**DATASET ENTRIES:**
________________________
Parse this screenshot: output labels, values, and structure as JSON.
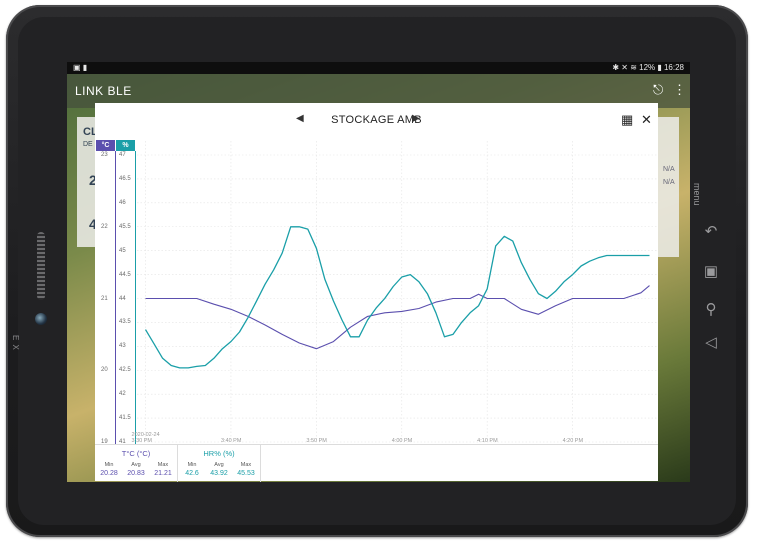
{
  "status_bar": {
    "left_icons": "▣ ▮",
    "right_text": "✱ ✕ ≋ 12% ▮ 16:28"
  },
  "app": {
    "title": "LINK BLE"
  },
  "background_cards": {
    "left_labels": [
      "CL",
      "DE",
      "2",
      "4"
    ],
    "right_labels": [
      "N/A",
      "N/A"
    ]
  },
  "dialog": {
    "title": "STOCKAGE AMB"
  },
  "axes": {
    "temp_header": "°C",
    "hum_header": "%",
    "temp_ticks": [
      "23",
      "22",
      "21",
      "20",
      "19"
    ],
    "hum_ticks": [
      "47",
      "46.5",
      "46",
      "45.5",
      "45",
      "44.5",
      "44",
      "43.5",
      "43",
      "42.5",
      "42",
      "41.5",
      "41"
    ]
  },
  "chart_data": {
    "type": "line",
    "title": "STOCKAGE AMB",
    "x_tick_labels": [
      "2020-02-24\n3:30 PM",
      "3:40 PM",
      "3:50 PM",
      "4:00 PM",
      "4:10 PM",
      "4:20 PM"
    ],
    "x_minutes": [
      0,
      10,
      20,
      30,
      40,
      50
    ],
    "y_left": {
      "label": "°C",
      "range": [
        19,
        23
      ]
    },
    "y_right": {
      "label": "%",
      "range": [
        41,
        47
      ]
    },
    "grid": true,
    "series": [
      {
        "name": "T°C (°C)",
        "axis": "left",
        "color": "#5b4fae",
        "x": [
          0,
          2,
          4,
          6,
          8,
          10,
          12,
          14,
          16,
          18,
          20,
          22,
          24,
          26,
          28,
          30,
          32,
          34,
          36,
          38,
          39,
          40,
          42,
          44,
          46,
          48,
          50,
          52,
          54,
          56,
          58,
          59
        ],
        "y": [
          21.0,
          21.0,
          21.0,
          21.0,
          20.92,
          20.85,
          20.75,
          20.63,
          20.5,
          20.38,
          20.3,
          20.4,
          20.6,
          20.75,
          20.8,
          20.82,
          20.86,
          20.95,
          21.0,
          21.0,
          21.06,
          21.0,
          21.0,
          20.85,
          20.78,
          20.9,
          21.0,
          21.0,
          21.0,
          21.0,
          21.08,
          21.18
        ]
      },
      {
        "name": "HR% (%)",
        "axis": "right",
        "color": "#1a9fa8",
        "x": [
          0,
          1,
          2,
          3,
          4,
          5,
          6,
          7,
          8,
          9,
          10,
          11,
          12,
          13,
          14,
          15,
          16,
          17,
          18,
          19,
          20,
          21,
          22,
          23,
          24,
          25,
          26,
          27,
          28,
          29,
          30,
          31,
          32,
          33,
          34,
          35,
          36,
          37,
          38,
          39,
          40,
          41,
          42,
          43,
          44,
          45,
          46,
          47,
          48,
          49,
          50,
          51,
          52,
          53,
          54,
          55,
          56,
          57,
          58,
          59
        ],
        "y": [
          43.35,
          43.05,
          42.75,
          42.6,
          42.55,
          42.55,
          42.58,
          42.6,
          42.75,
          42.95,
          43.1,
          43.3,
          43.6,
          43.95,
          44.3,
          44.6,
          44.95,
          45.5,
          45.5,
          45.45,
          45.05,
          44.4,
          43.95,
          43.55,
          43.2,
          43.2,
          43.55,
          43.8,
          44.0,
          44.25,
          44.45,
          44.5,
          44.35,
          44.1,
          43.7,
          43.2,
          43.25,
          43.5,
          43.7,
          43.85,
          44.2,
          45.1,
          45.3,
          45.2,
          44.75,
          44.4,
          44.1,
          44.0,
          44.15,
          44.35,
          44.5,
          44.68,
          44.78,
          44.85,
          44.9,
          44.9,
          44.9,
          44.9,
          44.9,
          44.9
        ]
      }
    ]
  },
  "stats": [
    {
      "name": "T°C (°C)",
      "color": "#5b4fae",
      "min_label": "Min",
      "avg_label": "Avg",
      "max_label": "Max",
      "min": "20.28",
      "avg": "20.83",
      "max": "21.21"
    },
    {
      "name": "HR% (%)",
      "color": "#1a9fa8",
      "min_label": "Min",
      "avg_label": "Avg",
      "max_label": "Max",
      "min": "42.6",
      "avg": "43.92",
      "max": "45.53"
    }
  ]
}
________________________
**REQUEST:**
Go through the listing above and report how many of its lines contain the word "STOCKAGE", with only the number as output.

**TASK ANSWER:**
2